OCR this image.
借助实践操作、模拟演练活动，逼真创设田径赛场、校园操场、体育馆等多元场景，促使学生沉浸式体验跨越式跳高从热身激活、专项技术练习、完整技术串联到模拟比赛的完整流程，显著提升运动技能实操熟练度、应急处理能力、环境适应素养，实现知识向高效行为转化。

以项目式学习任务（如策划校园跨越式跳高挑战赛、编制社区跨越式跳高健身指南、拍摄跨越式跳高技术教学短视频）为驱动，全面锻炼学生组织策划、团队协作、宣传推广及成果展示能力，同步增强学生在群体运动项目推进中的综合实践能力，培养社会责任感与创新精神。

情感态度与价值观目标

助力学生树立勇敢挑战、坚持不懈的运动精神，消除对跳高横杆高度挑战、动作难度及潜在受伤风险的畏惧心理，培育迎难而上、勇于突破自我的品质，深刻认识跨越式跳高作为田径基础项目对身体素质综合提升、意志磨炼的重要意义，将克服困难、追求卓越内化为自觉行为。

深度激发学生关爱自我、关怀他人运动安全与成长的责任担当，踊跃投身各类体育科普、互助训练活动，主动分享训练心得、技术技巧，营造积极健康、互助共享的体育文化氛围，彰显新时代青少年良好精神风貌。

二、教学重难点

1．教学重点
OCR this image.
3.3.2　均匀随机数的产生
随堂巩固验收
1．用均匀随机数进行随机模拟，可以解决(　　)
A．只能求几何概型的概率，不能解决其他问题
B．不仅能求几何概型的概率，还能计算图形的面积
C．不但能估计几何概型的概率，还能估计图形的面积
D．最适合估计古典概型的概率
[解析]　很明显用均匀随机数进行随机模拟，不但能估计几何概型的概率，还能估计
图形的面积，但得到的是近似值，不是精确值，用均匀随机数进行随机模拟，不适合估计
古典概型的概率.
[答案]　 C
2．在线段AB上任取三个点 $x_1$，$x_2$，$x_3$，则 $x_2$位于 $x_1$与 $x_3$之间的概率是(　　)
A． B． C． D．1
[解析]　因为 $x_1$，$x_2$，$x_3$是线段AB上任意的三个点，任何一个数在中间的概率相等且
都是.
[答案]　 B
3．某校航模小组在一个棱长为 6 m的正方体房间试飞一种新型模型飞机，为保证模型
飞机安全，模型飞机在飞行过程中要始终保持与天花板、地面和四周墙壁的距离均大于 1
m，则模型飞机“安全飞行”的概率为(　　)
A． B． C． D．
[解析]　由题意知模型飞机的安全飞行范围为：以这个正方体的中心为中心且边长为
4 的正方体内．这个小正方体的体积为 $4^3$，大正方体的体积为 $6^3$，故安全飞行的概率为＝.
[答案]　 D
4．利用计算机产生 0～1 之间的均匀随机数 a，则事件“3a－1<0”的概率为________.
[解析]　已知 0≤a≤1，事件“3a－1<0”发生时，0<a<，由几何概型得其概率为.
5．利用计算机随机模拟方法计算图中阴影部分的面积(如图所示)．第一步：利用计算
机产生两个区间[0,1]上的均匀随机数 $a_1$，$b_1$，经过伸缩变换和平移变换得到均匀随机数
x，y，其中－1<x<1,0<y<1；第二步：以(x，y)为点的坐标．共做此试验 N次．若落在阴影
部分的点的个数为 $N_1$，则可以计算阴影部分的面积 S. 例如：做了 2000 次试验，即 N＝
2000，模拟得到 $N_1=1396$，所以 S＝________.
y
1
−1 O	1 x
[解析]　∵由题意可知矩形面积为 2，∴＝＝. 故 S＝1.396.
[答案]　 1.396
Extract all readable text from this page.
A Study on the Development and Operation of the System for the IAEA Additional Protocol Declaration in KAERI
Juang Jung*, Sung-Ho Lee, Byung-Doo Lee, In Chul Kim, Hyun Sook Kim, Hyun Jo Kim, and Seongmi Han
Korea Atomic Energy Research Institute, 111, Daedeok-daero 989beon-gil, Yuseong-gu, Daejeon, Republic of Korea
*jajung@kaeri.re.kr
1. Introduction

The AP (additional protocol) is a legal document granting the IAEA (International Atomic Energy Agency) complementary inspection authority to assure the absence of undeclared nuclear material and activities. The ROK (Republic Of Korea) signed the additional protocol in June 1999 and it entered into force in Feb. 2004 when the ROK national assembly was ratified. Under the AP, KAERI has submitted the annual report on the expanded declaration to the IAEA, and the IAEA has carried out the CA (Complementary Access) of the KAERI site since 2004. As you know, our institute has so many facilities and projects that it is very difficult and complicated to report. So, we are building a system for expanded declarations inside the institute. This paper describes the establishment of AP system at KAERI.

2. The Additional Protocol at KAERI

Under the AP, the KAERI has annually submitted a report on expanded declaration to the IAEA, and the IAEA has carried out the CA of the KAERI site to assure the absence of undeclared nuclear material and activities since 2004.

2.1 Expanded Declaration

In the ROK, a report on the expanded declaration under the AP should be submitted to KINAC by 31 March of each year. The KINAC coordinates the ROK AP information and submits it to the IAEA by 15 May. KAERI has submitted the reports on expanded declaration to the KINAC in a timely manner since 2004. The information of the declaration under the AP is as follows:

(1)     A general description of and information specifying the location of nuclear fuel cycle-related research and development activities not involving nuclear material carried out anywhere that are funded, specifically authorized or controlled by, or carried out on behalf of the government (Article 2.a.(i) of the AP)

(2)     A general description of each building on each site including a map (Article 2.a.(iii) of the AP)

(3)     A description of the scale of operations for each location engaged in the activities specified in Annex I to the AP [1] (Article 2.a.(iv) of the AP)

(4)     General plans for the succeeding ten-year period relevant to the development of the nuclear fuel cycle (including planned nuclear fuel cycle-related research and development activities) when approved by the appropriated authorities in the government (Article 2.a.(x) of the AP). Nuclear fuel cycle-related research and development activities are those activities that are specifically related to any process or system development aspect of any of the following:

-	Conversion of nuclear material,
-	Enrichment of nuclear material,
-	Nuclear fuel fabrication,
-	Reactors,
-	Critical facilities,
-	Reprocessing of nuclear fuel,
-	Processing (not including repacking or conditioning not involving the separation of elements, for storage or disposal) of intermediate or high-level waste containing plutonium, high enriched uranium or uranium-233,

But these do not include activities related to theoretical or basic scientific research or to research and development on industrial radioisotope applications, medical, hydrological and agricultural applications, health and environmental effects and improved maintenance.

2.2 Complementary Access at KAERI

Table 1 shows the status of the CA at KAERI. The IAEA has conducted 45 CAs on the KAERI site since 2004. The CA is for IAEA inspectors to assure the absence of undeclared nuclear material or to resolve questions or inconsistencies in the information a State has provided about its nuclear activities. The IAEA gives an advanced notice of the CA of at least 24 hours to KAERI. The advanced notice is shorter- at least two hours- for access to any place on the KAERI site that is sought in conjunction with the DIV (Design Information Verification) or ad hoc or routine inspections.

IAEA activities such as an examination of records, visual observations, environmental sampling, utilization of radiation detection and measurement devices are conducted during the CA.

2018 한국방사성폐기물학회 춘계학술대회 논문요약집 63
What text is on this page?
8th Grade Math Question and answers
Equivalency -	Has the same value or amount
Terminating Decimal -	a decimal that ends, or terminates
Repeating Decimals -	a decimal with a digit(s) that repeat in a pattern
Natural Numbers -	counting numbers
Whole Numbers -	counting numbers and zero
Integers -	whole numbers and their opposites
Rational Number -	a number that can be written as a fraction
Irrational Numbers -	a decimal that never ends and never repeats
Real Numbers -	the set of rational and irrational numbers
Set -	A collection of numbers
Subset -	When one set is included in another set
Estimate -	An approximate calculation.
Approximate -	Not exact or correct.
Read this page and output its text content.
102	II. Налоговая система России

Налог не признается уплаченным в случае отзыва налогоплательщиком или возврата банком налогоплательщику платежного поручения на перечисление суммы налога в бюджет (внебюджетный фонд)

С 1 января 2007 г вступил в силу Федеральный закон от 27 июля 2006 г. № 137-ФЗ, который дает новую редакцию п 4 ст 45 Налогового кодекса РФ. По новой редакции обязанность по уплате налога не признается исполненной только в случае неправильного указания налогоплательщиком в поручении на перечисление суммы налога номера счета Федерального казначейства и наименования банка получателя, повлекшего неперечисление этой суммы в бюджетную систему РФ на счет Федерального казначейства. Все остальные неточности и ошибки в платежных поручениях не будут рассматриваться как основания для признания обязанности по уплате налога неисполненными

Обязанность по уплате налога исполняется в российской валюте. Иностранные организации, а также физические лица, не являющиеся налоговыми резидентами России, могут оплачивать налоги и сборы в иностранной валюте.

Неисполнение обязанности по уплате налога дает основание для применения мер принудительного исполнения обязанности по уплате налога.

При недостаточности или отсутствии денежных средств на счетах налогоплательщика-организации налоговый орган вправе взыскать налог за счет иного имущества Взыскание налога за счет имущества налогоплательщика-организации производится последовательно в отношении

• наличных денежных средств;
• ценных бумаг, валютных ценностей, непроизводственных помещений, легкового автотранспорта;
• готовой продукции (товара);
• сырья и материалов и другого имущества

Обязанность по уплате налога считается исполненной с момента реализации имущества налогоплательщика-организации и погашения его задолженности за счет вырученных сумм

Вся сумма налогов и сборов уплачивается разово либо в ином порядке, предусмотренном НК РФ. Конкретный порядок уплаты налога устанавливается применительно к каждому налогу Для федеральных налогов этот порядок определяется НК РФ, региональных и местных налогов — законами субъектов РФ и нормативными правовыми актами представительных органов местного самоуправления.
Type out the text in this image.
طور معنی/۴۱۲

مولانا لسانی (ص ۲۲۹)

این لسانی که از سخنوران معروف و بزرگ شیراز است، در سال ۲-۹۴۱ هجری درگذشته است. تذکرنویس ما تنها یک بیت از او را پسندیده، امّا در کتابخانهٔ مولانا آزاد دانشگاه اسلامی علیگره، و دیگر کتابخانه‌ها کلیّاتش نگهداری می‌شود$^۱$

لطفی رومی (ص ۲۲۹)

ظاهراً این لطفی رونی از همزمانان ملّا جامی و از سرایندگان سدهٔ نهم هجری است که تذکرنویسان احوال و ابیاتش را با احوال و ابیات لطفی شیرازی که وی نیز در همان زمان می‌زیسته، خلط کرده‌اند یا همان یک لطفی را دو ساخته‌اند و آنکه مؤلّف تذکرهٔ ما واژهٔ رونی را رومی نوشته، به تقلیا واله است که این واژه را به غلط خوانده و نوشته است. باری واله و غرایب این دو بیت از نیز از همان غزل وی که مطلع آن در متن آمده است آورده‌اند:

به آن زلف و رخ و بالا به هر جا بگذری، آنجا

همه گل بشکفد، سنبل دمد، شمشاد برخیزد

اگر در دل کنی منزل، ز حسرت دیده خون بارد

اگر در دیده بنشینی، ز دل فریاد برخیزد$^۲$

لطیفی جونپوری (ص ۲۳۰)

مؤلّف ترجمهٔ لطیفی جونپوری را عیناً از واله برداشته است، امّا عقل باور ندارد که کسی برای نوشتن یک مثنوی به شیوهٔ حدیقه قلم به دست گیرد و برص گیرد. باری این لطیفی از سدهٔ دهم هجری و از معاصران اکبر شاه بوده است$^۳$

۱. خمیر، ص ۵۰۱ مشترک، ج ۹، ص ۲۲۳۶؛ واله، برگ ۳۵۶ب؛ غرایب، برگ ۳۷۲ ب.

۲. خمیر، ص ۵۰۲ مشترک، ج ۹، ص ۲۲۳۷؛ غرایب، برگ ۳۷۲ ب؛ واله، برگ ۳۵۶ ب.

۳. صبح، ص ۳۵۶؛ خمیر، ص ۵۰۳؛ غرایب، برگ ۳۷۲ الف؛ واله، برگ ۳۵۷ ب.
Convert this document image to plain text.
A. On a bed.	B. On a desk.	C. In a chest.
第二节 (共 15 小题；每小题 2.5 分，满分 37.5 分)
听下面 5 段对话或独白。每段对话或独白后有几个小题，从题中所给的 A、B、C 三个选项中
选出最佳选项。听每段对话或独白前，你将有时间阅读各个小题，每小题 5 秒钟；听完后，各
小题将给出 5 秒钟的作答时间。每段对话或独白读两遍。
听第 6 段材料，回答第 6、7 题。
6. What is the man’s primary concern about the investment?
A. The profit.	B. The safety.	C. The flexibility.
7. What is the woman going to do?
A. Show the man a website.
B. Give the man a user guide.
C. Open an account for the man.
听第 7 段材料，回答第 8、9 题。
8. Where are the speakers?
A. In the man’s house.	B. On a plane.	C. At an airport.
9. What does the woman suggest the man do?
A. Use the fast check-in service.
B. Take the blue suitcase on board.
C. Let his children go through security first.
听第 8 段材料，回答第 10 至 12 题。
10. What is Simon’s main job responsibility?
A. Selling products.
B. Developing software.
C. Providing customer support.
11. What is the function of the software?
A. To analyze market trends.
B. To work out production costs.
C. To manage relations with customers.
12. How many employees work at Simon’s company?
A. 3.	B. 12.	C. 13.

..........

Filter the records for lines holding the string "government". Copy each one.

[Exercise solution]
(1)     A general description of and information specifying the location of nuclear fuel cycle-related research and development activities not involving nuclear material carried out anywhere that are funded, specifically authorized or controlled by, or carried out on behalf of the government (Article 2.a.(i) of the AP)
(4)     General plans for the succeeding ten-year period relevant to the development of the nuclear fuel cycle (including planned nuclear fuel cycle-related research and development activities) when approved by the appropriated authorities in the government (Article 2.a.(x) of the AP). Nuclear fuel cycle-related research and development activities are those activities that are specifically related to any process or system development aspect of any of the following:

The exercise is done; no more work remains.